__Task requirements__.
For each line that holds "Loops", copy the line out.

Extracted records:
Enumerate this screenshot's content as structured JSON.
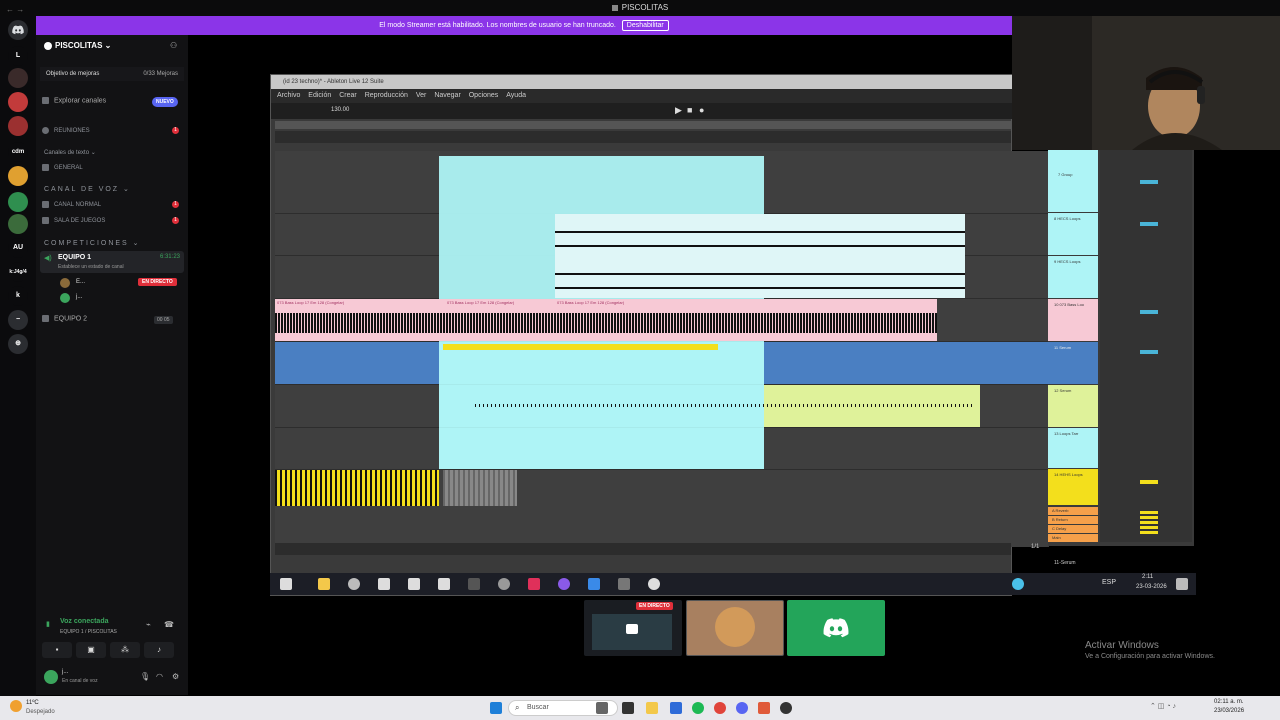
{
  "window": {
    "title": "PISCOLITAS"
  },
  "banner": {
    "text": "El modo Streamer está habilitado. Los nombres de usuario se han truncado.",
    "button": "Deshabilitar"
  },
  "rail": {
    "items": [
      "L",
      "cdm",
      "AU",
      "k",
      "k"
    ],
    "labels": [
      "k:J4g/4"
    ]
  },
  "sidebar": {
    "server_name": "PISCOLITAS",
    "boost_goal": "Objetivo de mejoras",
    "boost_count": "0/33 Mejoras",
    "explore": "Explorar canales",
    "new_badge": "NUEVO",
    "reuniones": "REUNIONES",
    "text_channels_header": "Canales de texto",
    "general": "GENERAL",
    "voice_category": "CANAL DE VOZ",
    "canal_normal": "CANAL NORMAL",
    "sala_juegos": "SALA DE JUEGOS",
    "competiciones": "COMPETICIONES",
    "equipo1": "EQUIPO 1",
    "equipo1_time": "6:31:23",
    "equipo1_status": "Establece un estado de canal",
    "live_badge": "EN DIRECTO",
    "member1": "E...",
    "member2": "j...",
    "equipo2": "EQUIPO 2",
    "equipo2_count": "00 05",
    "badge_count": "1"
  },
  "voice_panel": {
    "title": "Voz conectada",
    "subtitle": "EQUIPO 1 / PISCOLITAS",
    "user": "j...",
    "user_status": "En canal de voz"
  },
  "ableton": {
    "title": "(id 23 techno)* - Ableton Live 12 Suite",
    "menu": [
      "Archivo",
      "Edición",
      "Crear",
      "Reproducción",
      "Ver",
      "Navegar",
      "Opciones",
      "Ayuda"
    ],
    "tempo": "130.00",
    "clip_labels": [
      "073 Bass Loop 17 Em 128 (Congelar)",
      "073 Bass Loop 17 Em 128 (Congelar)",
      "073 Bass Loop 17 Em 128 (Congelar)"
    ],
    "track_names": [
      "7 Group",
      "8 HECS Loops",
      "9 HECS Loops",
      "10 073 Bass Loo",
      "11 Serum",
      "12 Serum",
      "13 Loops Tarr",
      "14 HEHS Loops"
    ],
    "returns": [
      "A Reverb",
      "B Return",
      "C Delay",
      "Main"
    ],
    "footer_left": "1/1",
    "footer_right": "11-Serum",
    "clock": "2:11",
    "date": "23-03-2026",
    "lang": "ESP"
  },
  "stream_tiles": {
    "live_badge": "EN DIRECTO"
  },
  "activate": {
    "title": "Activar Windows",
    "subtitle": "Ve a Configuración para activar Windows."
  },
  "os_taskbar": {
    "weather_temp": "11ºC",
    "weather_desc": "Despejado",
    "search": "Buscar",
    "clock": "02:11 a. m.",
    "date": "23/03/2026"
  },
  "colors": {
    "banner": "#8b35e8",
    "cyan_clip": "#aef4f6",
    "pink_clip": "#f7c9d5",
    "blue_track": "#4a7fc2",
    "lime_clip": "#dff29a",
    "yellow_clip": "#f3df1c",
    "discord_green": "#23a55a"
  }
}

__Reply__.
      "8 HECS Loops",
      "9 HECS Loops",
      "13 Loops Tarr",
      "14 HEHS Loops"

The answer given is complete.